- WHAT IS ASKED -
Single out the lines of the material that contain "text" and copy them.
** start of RECORDS **
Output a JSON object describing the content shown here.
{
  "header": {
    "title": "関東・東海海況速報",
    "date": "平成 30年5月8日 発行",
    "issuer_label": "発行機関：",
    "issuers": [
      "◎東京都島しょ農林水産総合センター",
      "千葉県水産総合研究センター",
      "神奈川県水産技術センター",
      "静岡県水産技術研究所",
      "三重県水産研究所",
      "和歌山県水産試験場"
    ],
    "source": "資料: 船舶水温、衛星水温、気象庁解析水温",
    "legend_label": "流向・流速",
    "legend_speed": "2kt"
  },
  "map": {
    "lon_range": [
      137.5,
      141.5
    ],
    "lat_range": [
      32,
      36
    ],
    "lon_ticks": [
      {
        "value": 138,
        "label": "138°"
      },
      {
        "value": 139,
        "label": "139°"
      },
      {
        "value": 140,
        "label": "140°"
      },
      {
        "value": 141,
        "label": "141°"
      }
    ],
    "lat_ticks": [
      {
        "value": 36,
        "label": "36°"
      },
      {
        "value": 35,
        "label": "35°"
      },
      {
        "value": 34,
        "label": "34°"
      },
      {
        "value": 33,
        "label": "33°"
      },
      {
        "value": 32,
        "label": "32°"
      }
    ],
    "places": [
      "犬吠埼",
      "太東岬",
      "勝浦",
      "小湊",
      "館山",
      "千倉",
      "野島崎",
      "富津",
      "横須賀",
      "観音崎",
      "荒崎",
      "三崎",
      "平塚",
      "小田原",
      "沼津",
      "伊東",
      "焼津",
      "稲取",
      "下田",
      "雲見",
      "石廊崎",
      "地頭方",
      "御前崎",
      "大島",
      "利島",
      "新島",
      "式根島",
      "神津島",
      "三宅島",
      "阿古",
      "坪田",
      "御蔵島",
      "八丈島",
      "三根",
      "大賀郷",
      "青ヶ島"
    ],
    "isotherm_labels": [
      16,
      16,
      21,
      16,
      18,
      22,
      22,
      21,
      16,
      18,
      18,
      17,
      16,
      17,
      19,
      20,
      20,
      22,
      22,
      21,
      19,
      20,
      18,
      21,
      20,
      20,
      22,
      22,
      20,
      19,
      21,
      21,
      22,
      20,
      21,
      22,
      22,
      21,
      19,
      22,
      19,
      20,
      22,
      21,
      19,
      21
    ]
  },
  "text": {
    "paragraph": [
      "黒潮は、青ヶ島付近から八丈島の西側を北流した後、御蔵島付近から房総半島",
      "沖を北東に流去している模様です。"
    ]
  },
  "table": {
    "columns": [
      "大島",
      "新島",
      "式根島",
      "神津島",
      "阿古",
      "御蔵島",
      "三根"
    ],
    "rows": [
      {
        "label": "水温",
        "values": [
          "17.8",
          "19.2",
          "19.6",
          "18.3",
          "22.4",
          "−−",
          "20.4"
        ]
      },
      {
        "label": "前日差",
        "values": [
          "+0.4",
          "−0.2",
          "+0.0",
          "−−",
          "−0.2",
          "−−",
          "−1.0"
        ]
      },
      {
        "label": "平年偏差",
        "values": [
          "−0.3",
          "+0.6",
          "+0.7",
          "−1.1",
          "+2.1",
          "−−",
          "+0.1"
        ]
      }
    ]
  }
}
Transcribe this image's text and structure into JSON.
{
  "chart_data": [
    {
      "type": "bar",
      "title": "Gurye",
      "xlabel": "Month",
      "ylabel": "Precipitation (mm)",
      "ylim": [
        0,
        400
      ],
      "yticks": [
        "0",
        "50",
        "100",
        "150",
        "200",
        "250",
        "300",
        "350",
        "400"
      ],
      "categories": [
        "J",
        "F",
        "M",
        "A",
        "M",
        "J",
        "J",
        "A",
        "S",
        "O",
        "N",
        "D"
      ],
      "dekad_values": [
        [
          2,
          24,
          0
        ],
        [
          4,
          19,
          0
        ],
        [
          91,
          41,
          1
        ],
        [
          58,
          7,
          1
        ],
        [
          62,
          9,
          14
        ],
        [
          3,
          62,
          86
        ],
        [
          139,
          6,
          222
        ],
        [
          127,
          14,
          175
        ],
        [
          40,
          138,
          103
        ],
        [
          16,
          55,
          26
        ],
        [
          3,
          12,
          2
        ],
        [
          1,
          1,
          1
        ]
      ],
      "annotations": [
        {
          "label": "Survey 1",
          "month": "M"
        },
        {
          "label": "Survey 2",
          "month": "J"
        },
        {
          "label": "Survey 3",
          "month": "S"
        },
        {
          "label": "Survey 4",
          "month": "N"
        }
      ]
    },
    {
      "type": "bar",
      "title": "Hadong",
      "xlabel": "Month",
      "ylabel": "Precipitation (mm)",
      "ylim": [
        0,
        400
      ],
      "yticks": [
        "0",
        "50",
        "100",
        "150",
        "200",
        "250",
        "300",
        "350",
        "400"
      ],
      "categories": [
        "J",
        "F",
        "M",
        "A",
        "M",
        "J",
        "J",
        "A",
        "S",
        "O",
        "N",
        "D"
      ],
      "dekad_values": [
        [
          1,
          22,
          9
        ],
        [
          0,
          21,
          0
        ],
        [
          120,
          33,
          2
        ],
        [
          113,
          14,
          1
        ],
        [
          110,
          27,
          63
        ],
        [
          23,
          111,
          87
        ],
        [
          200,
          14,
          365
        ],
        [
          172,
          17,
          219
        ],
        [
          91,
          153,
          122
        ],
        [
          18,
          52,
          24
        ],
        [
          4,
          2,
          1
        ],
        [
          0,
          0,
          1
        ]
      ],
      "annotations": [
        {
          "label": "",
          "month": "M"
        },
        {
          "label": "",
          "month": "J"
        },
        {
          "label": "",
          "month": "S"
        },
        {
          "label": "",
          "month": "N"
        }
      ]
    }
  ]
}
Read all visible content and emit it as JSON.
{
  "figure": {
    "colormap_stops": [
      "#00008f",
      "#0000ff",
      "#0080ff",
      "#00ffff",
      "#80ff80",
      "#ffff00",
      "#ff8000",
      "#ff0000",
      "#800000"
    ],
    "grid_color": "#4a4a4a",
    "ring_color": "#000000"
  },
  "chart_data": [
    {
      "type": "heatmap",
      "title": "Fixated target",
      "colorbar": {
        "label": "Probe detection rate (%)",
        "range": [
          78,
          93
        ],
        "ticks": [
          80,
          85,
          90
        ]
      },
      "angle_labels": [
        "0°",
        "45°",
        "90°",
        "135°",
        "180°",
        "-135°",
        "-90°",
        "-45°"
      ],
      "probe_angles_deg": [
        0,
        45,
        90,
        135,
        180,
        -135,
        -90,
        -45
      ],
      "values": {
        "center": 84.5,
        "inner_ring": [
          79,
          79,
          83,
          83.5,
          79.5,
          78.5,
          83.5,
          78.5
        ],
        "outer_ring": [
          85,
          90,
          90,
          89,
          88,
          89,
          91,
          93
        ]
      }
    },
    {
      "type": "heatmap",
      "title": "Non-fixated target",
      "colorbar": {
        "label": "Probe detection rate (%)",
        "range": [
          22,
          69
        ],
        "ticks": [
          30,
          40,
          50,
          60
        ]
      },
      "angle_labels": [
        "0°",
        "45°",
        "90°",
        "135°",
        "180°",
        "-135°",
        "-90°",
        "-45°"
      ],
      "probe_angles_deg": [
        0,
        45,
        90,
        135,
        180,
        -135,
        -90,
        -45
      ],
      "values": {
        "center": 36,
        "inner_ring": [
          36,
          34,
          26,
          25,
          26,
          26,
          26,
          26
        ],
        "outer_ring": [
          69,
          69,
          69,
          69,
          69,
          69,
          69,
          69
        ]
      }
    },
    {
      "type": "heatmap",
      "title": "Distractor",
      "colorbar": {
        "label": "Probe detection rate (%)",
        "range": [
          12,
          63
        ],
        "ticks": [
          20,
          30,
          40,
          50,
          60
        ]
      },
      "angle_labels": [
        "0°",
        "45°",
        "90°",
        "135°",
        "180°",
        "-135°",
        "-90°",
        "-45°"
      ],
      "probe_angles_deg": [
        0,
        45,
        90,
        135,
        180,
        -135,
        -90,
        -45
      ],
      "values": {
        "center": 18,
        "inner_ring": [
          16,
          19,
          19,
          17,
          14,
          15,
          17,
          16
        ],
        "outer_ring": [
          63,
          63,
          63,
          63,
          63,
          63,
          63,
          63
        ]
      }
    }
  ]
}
** end of RECORDS **
- SOLUTION TO THE EXERCISE -
  "text": {
Transcribe this image's text and structure into JSON.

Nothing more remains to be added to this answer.